### Brano di testo
===
Nessuna norma obbliga gli enti locali a preferire la modalità dell'affidamento all'esterno rispetto a quella della gestione diretta, sempre che il servizio pubblico sia privo di rilevanza economica.
Pertanto, nel caso di specie, considerati i ridotti margini di profitto indicati dalla stessa ricorrente (contenuti nell'ordine di circa 7.000 euro) - non può dubitarsi che il servizio pubblico locale oggetto della deliberazione impugnata sia privo di rilevanza economica. Sicché, tenuto conto delle caratteristiche del servizio e delle sue modeste dimensioni, deve ritenersi che il consiglio comunale, ai sensi dell'art. 113 bis del Tuel, avesse il potere di preferire la formula della gestione diretta rispetto a quella dell'affidamento a soggetti esterni all'amministrazione. In effetti, in un comune, come quello di specie, di non eccessiva grandezza, il servizio di illuminazione votiva cimiteriale richiede, di regola, l'impegno periodico di una persona (o al massimo due) e una spesa annua non rilevante. In un tale contesto, oltre tutto, il procedimento di indizione di una gara pubblica finirebbe per comportare un costo, in termini di impiego di risorse umane e strumentali, ben maggiore rispetto a quello conseguente alla gestione diretta del servizio.


Materia: servizi pubblici / affidamento e modalità di gestione

 

 

REPUBBLICA ITALIANA

IN NOME DEL POPOLO ITALIANO

Il Tribunale Amministrativo Regionale per il Lazio (Sezione Seconda Ter)

ha pronunciato la presente

 

SENTENZA

sul ricorso numero di registro generale 4295 del 2010, proposto da:

Soc Romana Luminex di T & C Morandini Snc, in persona del legale rappresentante pro tempore, rappresentata e difesa dall'avv. Leonardo Limberti, con domicilio eletto presso lo studio dell’avv. Chiara Izis in Roma, via Francesco Denza, 20;

 

contro

Comune di Castel Madama, in persona del Sindaco in carica, rappresentato e difeso dagli avv. Maria Teresa Desideri e Arturo Salerni, con domicilio eletto presso lo studio di quest’ultimo in Roma, viale Carso, 23;

 

per l'annullamento

- della deliberazione C.C. n. 5 del 12 febbraio 2010 avente ad oggetto “Servizio pubblico lampade votive. Determinazione modalità di gestione”;

 

- di ogni altro atto connesso.

Visti il ricorso e i relativi allegati;

Visto l'atto di costituzione in giudizio del Comune di Castel Madama;

Viste le memorie difensive;

Visti tutti gli atti della causa;

Relatore nell'udienza pubblica del giorno 7 dicembre 2010 il Primo Ref. Daniele Dongiovanni e uditi, ai preliminari, l’avv. Limberti per la ricorrente e l’avv. Salerni per il Comune resistente;

 

Ritenuto e considerato in fatto e diritto quanto segue.

 

FATTO

La società ricorrente ha gestito, dal 1994, il servizio di illuminazione votiva nel cimitero comunale del Comune di Castel Madama, attraverso la stipula di convenzioni con scadenza ultima fissata al 9 novembre 2009.
===
### Elenchi degli elementi di impaginazione con riquadri

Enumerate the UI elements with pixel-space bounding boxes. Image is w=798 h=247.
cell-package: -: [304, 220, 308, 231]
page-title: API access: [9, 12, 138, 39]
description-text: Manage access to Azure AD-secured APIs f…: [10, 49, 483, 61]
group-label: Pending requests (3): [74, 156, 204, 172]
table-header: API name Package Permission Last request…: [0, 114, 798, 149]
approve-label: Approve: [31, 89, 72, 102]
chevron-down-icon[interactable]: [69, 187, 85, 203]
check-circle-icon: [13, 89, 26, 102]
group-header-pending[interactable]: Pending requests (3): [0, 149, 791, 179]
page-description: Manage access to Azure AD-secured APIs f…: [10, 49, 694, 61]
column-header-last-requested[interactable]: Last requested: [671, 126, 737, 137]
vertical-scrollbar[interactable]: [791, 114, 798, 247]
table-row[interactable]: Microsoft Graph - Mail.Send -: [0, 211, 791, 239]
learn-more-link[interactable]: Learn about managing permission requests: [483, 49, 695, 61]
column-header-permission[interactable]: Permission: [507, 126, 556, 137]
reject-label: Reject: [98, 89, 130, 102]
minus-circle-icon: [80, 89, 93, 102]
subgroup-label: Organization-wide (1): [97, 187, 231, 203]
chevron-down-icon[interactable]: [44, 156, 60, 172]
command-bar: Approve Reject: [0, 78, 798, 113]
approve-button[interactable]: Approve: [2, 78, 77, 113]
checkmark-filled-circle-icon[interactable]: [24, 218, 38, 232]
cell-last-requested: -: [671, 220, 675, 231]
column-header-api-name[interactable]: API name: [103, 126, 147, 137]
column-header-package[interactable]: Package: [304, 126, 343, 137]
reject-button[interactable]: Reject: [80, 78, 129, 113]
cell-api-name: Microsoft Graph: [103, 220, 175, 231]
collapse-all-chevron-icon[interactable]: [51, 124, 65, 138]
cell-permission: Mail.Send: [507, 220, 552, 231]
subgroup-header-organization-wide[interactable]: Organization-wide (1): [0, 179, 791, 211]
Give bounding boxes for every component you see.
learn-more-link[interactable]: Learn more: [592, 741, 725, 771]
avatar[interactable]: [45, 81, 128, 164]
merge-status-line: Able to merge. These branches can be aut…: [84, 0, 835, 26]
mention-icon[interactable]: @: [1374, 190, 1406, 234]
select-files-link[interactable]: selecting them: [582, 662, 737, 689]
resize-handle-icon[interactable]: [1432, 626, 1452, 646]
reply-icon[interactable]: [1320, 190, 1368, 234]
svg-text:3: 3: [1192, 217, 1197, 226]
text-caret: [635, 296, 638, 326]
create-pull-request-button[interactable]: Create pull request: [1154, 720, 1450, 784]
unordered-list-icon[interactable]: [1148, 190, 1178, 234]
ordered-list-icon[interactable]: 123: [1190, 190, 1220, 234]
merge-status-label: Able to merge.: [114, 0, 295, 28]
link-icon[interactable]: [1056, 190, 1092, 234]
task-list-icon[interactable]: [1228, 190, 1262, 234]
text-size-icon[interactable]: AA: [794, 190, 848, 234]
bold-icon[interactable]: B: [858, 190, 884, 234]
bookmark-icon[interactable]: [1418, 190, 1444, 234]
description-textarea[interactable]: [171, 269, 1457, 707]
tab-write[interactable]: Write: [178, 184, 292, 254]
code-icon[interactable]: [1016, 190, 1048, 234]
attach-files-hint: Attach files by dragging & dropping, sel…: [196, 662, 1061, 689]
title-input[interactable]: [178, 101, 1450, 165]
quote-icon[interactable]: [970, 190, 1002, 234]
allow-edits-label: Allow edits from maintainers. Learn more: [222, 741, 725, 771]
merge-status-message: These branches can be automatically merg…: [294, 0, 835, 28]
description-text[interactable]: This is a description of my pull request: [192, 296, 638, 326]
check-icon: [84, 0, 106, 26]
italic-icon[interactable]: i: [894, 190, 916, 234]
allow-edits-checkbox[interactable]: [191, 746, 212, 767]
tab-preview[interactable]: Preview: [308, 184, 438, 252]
===
### Esercizi da svolgere
1. Rispondi a queste domande sulla sentenza sull'illuminazione votiva:
(a) A quanto ammontano, secondo la ricorrente, i margini di profitto del servizio?
(b) In quale giorno si è tenuta l'udienza pubblica?
(c) Da quale anno la società ricorrente gestiva il servizio nel cimitero comunale?
2. Estendi la sentenza sull'illuminazione votiva partendo dopo l'ultima frase riportata.

### Risposte in ordine
1.
(a) Circa 7.000 euro.
(b) Il 7 dicembre 2010.
(c) Dal 1994.

2.
 

In ragione di ciò, l’amministrazione resistente, con deliberazione C.C. n. 5 del 12 febbraio 2010, ha deciso di gestire il servizio di che trattasi mediante l’utilizzo di risorse e personale dello stesso Comune (in particolare, per quanto riguarda l’attività operativa di gestione e quella di riscossione dei relativi canoni).

 

Avverso tale atto, ed ogni altro a questo connesso, ha proposto impugnativa la società interessata chiedendone l’annullamento per il seguente articolato motivo:

 

- violazione e/o falsa applicazione degli artt. 113 e 113 bis del D.lgs n. 267/2000; violazione e falsa applicazione dell’art. 23 bis del DL n. 112 del 2008; difetto assoluto di motivazione; violazione e falsa applicazione degli artt. 3 e 7 della legge n. 241 del 1990; violazione del principio del giusto procedimento e del principio del buon andamento di cui all’art. 97 Cost.; eccesso di potere per difetto di motivazione; difetto di istruttoria e dei presupposti.

 

Il Comune resistente ha assunto la gestione diretta del servizio di illuminazione votiva sul presupposto che si tratta di un servizio privo di rilevanza economica tale da consentire l’applicazione dell’art. 113 bis del D.lgs n. 267 del 2000.

 

Tale assunto è stato giustificato dal fatto che gli introiti derivanti da tale attività gestoria fossero di modestissima entità quando invece la giurisprudenza (contabile ed amministrativa) ha più volte affermato che la rilevanza economica di un servizio deve essere valutata in ragione del fatto che la gestione stessa genera una redditività ovvero tende ad assicurare un equilibrio tra costi e ricavi.

 

Nel caso di specie, proprio perché l’attività di che trattasi ha i caratteri della redditività tanto da assicurare in passato alla ricorrente un utile di gestione seppure modesto (a fronte di ricavi per euro 26.352,60, la ricorrente ha corrisposto un aggio al Comune di euro 18.151,67), alla fattispecie in esame deve applicarsi la disciplina di cui all’art. 23 bis del decreto legge n. 112 del 2008 (convertito in legge n. 133 del 2008) che non ammette, per i servizi a rilevanza economica, la gestione in economia da parte dell’ente interessato, bensì l’affidamento a terzi tramite procedura ad evidenza pubblica ovvero ad una società interamente pubblica sulla base dei presupposti dell’in house providing.

 

Si è costituito in giudizio il Comune di Castel Madama per resistere al ricorso.

 

In prossimità della trattazione del merito, le parti hanno depositato memorie.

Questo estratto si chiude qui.